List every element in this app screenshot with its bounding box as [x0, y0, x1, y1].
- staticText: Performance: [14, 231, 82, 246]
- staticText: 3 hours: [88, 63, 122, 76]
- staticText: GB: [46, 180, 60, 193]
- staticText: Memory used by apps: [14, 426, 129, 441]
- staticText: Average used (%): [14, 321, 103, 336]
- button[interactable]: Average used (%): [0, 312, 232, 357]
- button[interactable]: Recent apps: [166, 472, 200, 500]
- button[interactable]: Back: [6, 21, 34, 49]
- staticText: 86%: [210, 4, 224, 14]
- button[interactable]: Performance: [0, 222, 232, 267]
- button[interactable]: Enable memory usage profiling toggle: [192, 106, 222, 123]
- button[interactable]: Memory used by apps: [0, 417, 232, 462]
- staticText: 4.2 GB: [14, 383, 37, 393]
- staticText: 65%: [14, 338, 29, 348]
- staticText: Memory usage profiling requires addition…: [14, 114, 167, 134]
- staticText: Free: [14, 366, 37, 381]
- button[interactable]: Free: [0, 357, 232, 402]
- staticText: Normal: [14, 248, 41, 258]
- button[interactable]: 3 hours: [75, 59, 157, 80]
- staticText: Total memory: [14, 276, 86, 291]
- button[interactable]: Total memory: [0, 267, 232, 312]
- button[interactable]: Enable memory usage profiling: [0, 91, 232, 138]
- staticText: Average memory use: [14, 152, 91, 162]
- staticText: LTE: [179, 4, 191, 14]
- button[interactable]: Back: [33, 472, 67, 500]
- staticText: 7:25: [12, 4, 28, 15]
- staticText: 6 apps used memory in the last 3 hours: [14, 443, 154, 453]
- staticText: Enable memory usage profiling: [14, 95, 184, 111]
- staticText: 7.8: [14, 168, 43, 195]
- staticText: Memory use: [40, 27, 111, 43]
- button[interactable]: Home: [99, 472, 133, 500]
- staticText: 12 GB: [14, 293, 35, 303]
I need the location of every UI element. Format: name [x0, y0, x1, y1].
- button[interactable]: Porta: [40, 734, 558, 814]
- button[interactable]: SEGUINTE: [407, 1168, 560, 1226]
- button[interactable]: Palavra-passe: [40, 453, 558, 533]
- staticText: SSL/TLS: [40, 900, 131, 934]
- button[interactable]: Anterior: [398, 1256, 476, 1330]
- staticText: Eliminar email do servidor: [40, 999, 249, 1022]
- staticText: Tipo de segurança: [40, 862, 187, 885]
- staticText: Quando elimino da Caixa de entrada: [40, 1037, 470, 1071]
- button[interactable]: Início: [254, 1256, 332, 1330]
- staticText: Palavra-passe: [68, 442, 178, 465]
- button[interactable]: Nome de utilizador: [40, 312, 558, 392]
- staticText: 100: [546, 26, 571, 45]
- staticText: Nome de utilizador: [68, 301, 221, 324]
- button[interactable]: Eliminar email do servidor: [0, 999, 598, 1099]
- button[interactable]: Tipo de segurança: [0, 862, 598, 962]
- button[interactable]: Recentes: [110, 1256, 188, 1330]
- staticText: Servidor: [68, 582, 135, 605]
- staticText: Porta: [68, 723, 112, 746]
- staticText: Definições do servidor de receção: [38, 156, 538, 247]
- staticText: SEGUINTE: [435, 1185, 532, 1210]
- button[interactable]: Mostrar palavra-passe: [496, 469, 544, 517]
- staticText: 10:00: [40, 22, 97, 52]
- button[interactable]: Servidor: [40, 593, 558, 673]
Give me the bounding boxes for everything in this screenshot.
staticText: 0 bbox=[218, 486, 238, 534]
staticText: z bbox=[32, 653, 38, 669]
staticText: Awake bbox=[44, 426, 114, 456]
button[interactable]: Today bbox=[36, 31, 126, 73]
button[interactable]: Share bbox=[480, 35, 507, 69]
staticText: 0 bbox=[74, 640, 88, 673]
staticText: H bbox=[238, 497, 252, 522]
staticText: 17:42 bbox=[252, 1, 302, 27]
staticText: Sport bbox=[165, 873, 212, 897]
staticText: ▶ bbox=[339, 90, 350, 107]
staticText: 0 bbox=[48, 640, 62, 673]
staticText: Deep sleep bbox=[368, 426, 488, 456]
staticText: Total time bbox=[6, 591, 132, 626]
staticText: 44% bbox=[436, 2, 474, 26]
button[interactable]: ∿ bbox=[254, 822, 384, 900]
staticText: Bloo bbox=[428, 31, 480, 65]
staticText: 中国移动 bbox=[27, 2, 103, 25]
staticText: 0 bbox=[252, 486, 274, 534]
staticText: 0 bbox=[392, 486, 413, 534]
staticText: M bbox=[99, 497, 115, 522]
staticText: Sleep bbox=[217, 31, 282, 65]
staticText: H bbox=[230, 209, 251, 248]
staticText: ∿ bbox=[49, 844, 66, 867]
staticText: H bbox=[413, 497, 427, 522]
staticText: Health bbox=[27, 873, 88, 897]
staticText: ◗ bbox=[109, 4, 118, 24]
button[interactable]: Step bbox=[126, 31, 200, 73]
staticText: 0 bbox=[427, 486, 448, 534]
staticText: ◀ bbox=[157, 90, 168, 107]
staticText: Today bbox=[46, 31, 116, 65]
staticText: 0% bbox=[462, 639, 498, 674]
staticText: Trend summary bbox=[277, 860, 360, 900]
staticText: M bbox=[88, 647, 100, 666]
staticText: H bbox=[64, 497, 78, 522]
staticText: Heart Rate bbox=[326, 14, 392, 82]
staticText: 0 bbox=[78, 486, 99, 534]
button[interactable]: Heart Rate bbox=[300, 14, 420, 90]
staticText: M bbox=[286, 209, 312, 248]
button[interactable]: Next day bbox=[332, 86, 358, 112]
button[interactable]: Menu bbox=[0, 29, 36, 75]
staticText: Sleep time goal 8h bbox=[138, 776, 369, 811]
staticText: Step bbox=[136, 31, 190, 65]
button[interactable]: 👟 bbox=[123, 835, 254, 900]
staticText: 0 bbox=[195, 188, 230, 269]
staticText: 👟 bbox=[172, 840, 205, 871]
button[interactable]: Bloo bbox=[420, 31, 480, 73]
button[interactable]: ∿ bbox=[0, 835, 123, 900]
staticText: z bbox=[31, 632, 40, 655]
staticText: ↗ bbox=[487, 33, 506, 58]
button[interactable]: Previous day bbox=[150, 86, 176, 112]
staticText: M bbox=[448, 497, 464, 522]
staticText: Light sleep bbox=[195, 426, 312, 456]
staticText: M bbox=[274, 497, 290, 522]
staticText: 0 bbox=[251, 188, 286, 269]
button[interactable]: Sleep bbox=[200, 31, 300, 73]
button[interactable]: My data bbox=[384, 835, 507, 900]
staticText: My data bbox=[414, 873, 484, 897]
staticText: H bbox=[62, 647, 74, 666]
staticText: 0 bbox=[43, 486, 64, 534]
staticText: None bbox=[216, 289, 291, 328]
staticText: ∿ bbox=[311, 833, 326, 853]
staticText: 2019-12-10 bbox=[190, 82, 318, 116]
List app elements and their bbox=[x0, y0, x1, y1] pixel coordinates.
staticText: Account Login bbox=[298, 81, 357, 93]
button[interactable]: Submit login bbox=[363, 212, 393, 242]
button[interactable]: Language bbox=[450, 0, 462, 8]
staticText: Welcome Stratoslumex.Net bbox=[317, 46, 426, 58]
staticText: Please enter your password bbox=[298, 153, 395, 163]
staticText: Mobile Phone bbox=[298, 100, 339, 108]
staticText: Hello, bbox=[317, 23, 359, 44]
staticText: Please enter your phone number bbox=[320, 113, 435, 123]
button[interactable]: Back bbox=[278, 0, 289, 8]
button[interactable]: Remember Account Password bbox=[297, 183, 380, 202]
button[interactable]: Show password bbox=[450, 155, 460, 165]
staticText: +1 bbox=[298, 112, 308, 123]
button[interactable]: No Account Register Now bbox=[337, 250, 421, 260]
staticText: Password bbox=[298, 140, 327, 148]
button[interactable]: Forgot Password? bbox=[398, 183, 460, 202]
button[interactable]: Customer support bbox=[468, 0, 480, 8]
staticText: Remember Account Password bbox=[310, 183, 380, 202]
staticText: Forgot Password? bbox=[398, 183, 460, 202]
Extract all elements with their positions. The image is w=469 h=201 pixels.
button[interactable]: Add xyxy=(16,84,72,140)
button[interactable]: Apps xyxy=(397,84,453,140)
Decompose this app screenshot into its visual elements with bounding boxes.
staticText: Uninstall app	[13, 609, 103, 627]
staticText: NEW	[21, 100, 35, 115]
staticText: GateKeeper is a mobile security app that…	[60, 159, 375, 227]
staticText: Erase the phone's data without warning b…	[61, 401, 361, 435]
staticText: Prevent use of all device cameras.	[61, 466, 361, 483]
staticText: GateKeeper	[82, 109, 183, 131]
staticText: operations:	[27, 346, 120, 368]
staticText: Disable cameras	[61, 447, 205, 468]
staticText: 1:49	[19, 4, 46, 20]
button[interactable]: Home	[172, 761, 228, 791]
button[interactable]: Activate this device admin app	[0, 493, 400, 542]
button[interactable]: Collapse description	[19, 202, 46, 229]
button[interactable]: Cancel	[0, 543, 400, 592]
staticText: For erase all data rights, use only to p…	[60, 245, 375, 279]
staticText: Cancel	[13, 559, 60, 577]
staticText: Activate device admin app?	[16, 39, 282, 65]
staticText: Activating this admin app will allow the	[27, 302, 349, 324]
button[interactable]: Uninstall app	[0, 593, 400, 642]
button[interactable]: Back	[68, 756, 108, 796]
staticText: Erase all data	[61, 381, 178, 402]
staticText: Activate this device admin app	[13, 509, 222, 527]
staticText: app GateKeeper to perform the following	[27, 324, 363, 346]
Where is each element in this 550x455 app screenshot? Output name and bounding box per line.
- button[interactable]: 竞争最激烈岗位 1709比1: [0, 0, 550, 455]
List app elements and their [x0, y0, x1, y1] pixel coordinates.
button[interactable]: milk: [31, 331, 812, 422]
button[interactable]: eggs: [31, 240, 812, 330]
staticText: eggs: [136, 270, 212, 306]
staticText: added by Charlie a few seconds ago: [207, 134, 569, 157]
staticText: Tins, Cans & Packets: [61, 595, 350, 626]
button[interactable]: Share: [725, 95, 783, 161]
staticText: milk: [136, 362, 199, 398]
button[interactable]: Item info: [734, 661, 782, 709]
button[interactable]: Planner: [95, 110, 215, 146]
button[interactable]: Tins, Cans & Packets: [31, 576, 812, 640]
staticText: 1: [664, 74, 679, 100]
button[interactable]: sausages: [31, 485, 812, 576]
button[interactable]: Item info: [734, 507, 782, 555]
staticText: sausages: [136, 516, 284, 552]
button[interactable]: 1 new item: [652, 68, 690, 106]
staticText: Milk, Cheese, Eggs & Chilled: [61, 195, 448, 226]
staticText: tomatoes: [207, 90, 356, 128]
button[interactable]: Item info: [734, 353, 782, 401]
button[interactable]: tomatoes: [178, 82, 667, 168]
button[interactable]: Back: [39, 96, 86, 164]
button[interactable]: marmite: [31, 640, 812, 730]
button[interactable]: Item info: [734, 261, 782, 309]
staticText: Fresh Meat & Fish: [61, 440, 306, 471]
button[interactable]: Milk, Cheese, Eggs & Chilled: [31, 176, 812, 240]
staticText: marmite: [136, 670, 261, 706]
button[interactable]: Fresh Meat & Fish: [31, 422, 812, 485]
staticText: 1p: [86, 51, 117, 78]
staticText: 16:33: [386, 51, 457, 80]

--- WHAT IS EXPECTED ---
Copy the entries again word for word, starting with their very first line and ending after the line that contains "- staticText: Memory used", with both of those lines included.

--- ANSWER FOR THIS EXERCISE ---
List every element in this app screenshot with its bounding box as [x0, y0, x1, y1].
- staticText: Performance: [14, 231, 82, 246]
- staticText: 3 hours: [88, 63, 122, 76]
- staticText: GB: [46, 180, 60, 193]
- staticText: Memory used by apps: [14, 426, 129, 441]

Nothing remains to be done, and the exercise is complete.